Given request: Report only the number of lines in the records that contain the word "this".

Lines of data:

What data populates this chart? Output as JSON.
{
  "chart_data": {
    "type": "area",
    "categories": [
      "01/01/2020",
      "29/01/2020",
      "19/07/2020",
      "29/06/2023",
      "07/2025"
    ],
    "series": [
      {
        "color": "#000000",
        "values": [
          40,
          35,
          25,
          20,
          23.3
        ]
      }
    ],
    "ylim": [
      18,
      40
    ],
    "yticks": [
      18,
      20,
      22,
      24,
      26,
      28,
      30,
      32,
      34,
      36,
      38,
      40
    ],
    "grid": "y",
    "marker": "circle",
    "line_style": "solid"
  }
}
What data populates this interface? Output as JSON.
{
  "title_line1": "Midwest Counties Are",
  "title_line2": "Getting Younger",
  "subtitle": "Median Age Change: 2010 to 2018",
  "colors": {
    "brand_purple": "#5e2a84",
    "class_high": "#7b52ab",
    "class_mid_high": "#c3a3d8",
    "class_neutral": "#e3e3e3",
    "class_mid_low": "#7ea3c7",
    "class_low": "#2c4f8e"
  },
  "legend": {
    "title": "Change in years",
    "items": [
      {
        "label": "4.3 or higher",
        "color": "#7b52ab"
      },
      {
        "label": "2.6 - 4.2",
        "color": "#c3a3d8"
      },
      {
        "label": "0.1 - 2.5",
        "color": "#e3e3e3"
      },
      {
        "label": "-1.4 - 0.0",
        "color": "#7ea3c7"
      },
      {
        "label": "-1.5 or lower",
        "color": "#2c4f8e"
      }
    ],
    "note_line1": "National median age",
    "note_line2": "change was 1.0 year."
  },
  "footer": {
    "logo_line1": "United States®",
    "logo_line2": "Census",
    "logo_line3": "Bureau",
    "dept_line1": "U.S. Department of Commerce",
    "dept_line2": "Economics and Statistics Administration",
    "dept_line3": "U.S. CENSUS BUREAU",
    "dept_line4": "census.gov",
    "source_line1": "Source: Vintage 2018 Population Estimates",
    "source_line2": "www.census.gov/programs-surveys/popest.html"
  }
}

Exercise answer: 2